>> Begin Data shown

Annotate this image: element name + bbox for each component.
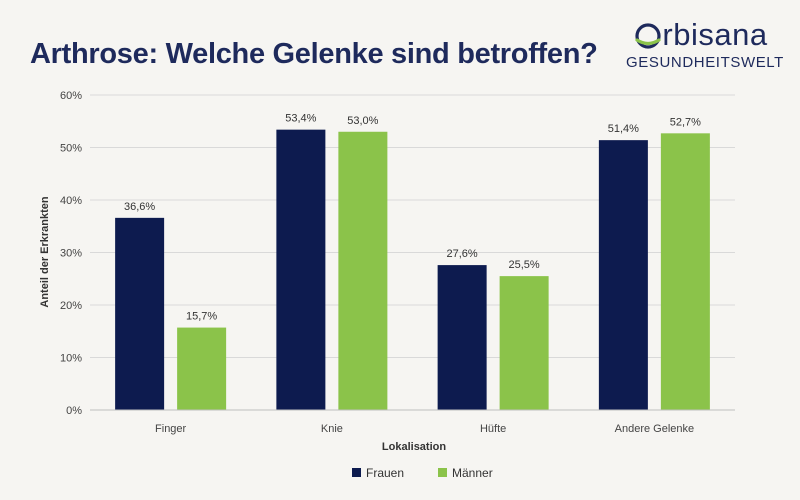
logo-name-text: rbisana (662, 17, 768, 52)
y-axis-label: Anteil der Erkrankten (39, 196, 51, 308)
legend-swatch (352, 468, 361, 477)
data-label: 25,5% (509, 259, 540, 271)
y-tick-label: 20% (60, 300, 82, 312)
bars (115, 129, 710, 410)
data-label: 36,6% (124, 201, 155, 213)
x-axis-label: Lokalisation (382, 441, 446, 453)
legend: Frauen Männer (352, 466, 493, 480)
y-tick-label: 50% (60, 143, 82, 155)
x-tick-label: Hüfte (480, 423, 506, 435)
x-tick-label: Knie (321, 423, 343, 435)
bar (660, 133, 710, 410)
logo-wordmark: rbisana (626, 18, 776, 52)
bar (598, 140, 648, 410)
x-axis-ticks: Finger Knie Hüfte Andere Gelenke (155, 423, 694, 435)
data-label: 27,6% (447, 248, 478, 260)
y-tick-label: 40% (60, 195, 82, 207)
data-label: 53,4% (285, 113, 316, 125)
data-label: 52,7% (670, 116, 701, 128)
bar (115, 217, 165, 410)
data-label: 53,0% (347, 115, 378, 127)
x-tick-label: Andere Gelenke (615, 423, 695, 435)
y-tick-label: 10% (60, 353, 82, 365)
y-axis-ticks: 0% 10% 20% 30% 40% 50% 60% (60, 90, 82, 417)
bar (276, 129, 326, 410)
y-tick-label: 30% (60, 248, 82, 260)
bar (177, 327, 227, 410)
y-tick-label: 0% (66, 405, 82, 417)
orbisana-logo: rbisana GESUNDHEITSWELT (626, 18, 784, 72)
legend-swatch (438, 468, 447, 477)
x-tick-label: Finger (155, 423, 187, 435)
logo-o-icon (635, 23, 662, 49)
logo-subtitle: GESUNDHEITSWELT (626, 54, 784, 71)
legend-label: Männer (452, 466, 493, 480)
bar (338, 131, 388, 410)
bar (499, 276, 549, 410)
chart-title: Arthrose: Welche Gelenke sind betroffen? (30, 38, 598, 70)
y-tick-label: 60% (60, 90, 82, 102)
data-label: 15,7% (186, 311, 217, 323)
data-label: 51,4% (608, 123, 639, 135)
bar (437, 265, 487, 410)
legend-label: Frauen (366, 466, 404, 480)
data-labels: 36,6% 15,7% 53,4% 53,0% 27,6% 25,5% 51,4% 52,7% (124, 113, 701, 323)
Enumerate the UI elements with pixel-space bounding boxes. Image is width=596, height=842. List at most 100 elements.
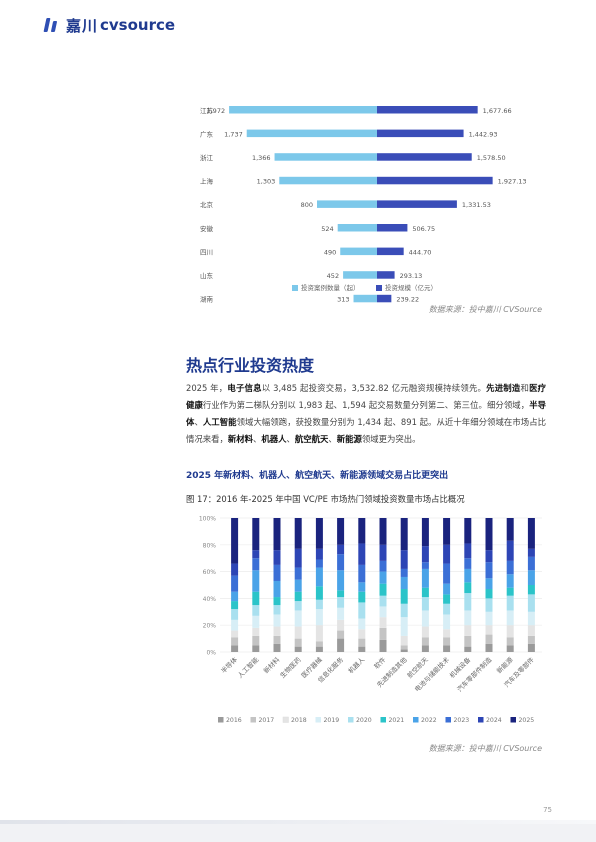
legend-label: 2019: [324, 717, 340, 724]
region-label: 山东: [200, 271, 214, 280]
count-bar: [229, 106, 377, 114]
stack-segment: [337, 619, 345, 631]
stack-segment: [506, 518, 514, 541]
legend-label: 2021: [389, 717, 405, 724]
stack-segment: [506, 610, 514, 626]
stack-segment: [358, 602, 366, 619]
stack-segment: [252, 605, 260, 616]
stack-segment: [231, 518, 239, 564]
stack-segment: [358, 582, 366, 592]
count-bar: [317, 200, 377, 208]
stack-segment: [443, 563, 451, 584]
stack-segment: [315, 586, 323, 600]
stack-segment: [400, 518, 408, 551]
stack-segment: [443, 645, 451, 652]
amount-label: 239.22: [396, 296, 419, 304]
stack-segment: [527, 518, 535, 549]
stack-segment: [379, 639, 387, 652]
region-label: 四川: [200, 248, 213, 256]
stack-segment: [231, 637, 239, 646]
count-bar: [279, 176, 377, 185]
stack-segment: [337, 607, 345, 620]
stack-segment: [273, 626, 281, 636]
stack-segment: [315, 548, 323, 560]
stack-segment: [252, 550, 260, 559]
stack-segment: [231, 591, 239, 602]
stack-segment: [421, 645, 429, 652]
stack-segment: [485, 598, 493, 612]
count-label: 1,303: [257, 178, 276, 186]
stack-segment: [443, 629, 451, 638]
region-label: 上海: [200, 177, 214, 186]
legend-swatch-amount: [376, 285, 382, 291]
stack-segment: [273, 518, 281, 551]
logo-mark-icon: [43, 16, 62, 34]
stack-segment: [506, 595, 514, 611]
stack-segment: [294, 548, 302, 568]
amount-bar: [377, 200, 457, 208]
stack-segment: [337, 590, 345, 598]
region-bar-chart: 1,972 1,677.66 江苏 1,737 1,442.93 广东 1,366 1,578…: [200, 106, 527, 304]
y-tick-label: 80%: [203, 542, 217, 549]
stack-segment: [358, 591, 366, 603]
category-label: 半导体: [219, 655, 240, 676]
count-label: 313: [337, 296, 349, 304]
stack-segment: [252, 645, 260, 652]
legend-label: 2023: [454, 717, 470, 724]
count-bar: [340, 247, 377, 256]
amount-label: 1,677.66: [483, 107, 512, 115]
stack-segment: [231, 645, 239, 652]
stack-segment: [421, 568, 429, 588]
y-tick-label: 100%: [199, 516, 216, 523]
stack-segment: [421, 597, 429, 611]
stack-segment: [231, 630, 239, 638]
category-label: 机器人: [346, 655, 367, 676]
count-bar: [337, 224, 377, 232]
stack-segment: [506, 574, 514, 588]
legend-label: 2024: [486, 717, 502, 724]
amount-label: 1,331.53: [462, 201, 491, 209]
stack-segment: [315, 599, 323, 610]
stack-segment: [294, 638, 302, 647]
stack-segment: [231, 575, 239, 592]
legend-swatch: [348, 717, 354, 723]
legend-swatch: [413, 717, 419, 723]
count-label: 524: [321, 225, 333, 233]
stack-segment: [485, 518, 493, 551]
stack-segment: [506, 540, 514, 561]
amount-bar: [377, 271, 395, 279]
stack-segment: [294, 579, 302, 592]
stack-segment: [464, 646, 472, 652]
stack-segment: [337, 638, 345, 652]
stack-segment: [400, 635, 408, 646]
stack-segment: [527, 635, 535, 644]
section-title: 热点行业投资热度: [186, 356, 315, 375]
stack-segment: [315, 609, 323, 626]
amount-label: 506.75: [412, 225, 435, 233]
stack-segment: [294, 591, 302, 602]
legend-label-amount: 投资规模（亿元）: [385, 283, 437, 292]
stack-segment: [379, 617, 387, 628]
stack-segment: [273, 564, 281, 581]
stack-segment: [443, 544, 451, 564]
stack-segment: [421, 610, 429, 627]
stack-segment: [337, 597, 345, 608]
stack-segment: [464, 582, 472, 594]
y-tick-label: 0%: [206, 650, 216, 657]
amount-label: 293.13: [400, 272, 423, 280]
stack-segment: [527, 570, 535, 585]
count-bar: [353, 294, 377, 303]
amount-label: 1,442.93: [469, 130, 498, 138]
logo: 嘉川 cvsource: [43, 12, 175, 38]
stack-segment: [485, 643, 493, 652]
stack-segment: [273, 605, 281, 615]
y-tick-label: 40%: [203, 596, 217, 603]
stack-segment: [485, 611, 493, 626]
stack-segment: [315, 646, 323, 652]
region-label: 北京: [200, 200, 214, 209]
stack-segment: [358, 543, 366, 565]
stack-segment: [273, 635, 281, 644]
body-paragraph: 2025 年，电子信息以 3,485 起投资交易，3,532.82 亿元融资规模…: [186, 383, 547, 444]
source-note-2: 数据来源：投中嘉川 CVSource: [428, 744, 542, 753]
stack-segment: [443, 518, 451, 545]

>> End Data shown

# Given task
Reproduce every entry above line for line and character for character, leaving out the pictures.

# In response
Annotate this image: element name + bbox for each component.
logo-name-text: rbisana (662, 17, 768, 52)
y-axis-label: Anteil der Erkrankten (39, 196, 51, 308)
legend-swatch (352, 468, 361, 477)
data-label: 25,5% (509, 259, 540, 271)
y-tick-label: 20% (60, 300, 82, 312)
bars (115, 129, 710, 410)
data-label: 36,6% (124, 201, 155, 213)
x-axis-label: Lokalisation (382, 441, 446, 453)
legend: Frauen Männer (352, 466, 493, 480)
y-tick-label: 50% (60, 143, 82, 155)
x-tick-label: Hüfte (480, 423, 506, 435)
x-tick-label: Knie (321, 423, 343, 435)
bar (660, 133, 710, 410)
logo-wordmark: rbisana (626, 18, 776, 52)
bar (598, 140, 648, 410)
x-axis-ticks: Finger Knie Hüfte Andere Gelenke (155, 423, 694, 435)
data-label: 27,6% (447, 248, 478, 260)
y-tick-label: 40% (60, 195, 82, 207)
data-label: 53,4% (285, 113, 316, 125)
data-label: 52,7% (670, 116, 701, 128)
bar (115, 217, 165, 410)
data-label: 53,0% (347, 115, 378, 127)
x-tick-label: Andere Gelenke (615, 423, 695, 435)
y-tick-label: 10% (60, 353, 82, 365)
y-axis-ticks: 0% 10% 20% 30% 40% 50% 60% (60, 90, 82, 417)
bar (276, 129, 326, 410)
y-tick-label: 30% (60, 248, 82, 260)
bar (177, 327, 227, 410)
y-tick-label: 0% (66, 405, 82, 417)
orbisana-logo: rbisana GESUNDHEITSWELT (626, 18, 784, 72)
legend-swatch (438, 468, 447, 477)
x-tick-label: Finger (155, 423, 187, 435)
logo-o-icon (635, 23, 662, 49)
logo-subtitle: GESUNDHEITSWELT (626, 54, 784, 71)
legend-label: Männer (452, 466, 493, 480)
bar (338, 131, 388, 410)
bar (499, 276, 549, 410)
chart-title: Arthrose: Welche Gelenke sind betroffen? (30, 38, 598, 70)
y-tick-label: 60% (60, 90, 82, 102)
data-label: 15,7% (186, 311, 217, 323)
data-label: 51,4% (608, 123, 639, 135)
bar (437, 265, 487, 410)
legend-label: Frauen (366, 466, 404, 480)
data-labels: 36,6% 15,7% 53,4% 53,0% 27,6% 25,5% 51,4% 52,7% (124, 113, 701, 323)
Enumerate the UI elements with pixel-space bounding boxes. Image is width=596, height=842. List at most 100 elements.
legend-label: 2019: [324, 717, 340, 724]
region-label: 山东: [200, 271, 214, 280]
count-bar: [229, 106, 377, 114]
stack-segment: [337, 619, 345, 631]
stack-segment: [506, 518, 514, 541]
legend-label: 2021: [389, 717, 405, 724]
stack-segment: [506, 610, 514, 626]
stack-segment: [358, 602, 366, 619]
stack-segment: [252, 605, 260, 616]
stack-segment: [231, 518, 239, 564]
stack-segment: [358, 582, 366, 592]
count-bar: [317, 200, 377, 208]
stack-segment: [443, 563, 451, 584]
stack-segment: [315, 586, 323, 600]
stack-segment: [400, 518, 408, 551]
stack-segment: [443, 645, 451, 652]
amount-label: 239.22: [396, 296, 419, 304]
stack-segment: [527, 518, 535, 549]
stack-segment: [379, 639, 387, 652]
region-label: 四川: [200, 248, 213, 256]
stack-segment: [231, 637, 239, 646]
count-bar: [279, 176, 377, 185]
stack-segment: [337, 607, 345, 620]
stack-segment: [273, 626, 281, 636]
stack-segment: [315, 548, 323, 560]
stack-segment: [252, 550, 260, 559]
stack-segment: [231, 591, 239, 602]
stack-segment: [421, 645, 429, 652]
stack-segment: [485, 598, 493, 612]
count-label: 1,303: [257, 178, 276, 186]
stack-segment: [443, 629, 451, 638]
region-label: 上海: [200, 177, 214, 186]
legend-swatch-amount: [376, 285, 382, 291]
stack-segment: [273, 518, 281, 551]
logo-mark-icon: [43, 16, 62, 34]
stack-segment: [506, 595, 514, 611]
stack-segment: [294, 548, 302, 568]
amount-bar: [377, 200, 457, 208]
stack-segment: [337, 590, 345, 598]
region-bar-chart: 1,972 1,677.66 江苏 1,737 1,442.93 广东 1,366 1,578…: [200, 106, 527, 304]
y-tick-label: 80%: [203, 542, 217, 549]
stack-segment: [358, 591, 366, 603]
category-label: 半导体: [219, 655, 240, 676]
count-label: 313: [337, 296, 349, 304]
stack-segment: [252, 645, 260, 652]
legend-label: 2023: [454, 717, 470, 724]
count-bar: [340, 247, 377, 256]
amount-label: 1,677.66: [483, 107, 512, 115]
stack-segment: [231, 645, 239, 652]
stack-segment: [421, 568, 429, 588]
y-tick-label: 100%: [199, 516, 216, 523]
stack-segment: [421, 597, 429, 611]
stack-segment: [231, 630, 239, 638]
category-label: 机器人: [346, 655, 367, 676]
count-bar: [337, 224, 377, 232]
stack-segment: [506, 574, 514, 588]
legend-label: 2024: [486, 717, 502, 724]
amount-label: 1,331.53: [462, 201, 491, 209]
stack-segment: [315, 599, 323, 610]
stack-segment: [294, 638, 302, 647]
stack-segment: [231, 575, 239, 592]
legend-swatch: [348, 717, 354, 723]
legend-swatch: [413, 717, 419, 723]
count-label: 524: [321, 225, 333, 233]
stack-segment: [485, 518, 493, 551]
stack-segment: [506, 540, 514, 561]
amount-bar: [377, 271, 395, 279]
stack-segment: [294, 579, 302, 592]
stack-segment: [464, 646, 472, 652]
stack-segment: [337, 638, 345, 652]
stack-segment: [400, 635, 408, 646]
stack-segment: [527, 635, 535, 644]
section-title: 热点行业投资热度: [186, 356, 315, 375]
stack-segment: [315, 609, 323, 626]
amount-label: 506.75: [412, 225, 435, 233]
stack-segment: [294, 591, 302, 602]
legend-label-amount: 投资规模（亿元）: [385, 283, 437, 292]
stack-segment: [379, 617, 387, 628]
stack-segment: [273, 564, 281, 581]
stack-segment: [443, 544, 451, 564]
stack-segment: [421, 610, 429, 627]
stack-segment: [337, 597, 345, 608]
stack-segment: [464, 582, 472, 594]
y-tick-label: 0%: [206, 650, 216, 657]
amount-label: 293.13: [400, 272, 423, 280]
stack-segment: [527, 570, 535, 585]
count-bar: [353, 294, 377, 303]
amount-label: 1,442.93: [469, 130, 498, 138]
logo: 嘉川 cvsource: [43, 12, 175, 38]
stack-segment: [485, 643, 493, 652]
stack-segment: [273, 605, 281, 615]
y-tick-label: 40%: [203, 596, 217, 603]
stack-segment: [485, 611, 493, 626]
stack-segment: [315, 646, 323, 652]
region-label: 北京: [200, 200, 214, 209]
stack-segment: [358, 543, 366, 565]
stack-segment: [273, 635, 281, 644]
body-paragraph: 2025 年，电子信息以 3,485 起投资交易，3,532.82 亿元融资规模…: [186, 383, 547, 444]
source-note-2: 数据来源：投中嘉川 CVSource: [428, 744, 542, 753]
stack-segment: [443, 518, 451, 545]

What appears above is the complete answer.